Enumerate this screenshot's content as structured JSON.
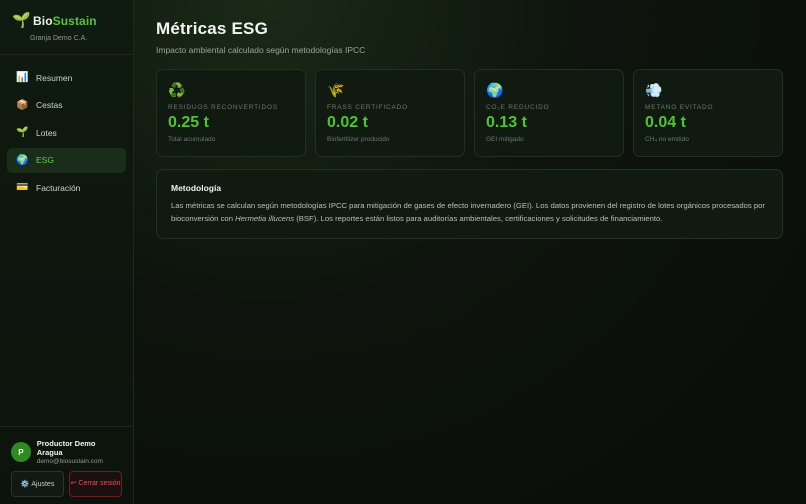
{
  "brand": {
    "logo_icon": "seedling-icon",
    "name_part1": "Bio",
    "name_part2": "Sustain",
    "org": "Granja Demo C.A.",
    "accent_color": "#58c23a"
  },
  "sidebar": {
    "items": [
      {
        "icon": "📊",
        "icon_name": "bar-chart-icon",
        "label": "Resumen",
        "active": false
      },
      {
        "icon": "📦",
        "icon_name": "package-icon",
        "label": "Cestas",
        "active": false
      },
      {
        "icon": "🌱",
        "icon_name": "seedling-icon",
        "label": "Lotes",
        "active": false
      },
      {
        "icon": "🌍",
        "icon_name": "globe-icon",
        "label": "ESG",
        "active": true
      },
      {
        "icon": "💳",
        "icon_name": "credit-card-icon",
        "label": "Facturación",
        "active": false
      }
    ]
  },
  "user": {
    "initial": "P",
    "name": "Productor Demo Aragua",
    "email": "demo@biosustain.com",
    "settings_icon": "⚙️",
    "settings_label": "Ajustes",
    "logout_icon": "↩",
    "logout_label": "Cerrar sesión"
  },
  "header": {
    "title": "Métricas ESG",
    "subtitle": "Impacto ambiental calculado según metodologías IPCC"
  },
  "cards": [
    {
      "icon": "♻️",
      "icon_name": "recycle-icon",
      "label": "Residuos reconvertidos",
      "value": "0.25 t",
      "note": "Total acumulado"
    },
    {
      "icon": "🌾",
      "icon_name": "wheat-icon",
      "label": "Frass certificado",
      "value": "0.02 t",
      "note": "Biofertilizer producido"
    },
    {
      "icon": "🌍",
      "icon_name": "globe-icon",
      "label": "CO₂e reducido",
      "value": "0.13 t",
      "note": "GEI mitigado"
    },
    {
      "icon": "💨",
      "icon_name": "wind-icon",
      "label": "Metano evitado",
      "value": "0.04 t",
      "note": "CH₄ no emitido"
    }
  ],
  "methodology": {
    "title": "Metodología",
    "text_part1": "Las métricas se calculan según metodologías IPCC para mitigación de gases de efecto invernadero (GEI). Los datos provienen del registro de lotes orgánicos procesados por bioconversión con ",
    "text_species": "Hermetia illucens",
    "text_part2": " (BSF). Los reportes están listos para auditorías ambientales, certificaciones y solicitudes de financiamiento."
  }
}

- - - - -

What you will do – Identify and copy the lines holding the word "metodologías".

Response for this exercise –
    "subtitle": "Impacto ambiental calculado según metodologías IPCC"
    "text_part1": "Las métricas se calculan según metodologías IPCC para mitigación de gases de efecto invernadero (GEI). Los datos provienen del registro de lotes orgánicos procesados por bioconversión con ",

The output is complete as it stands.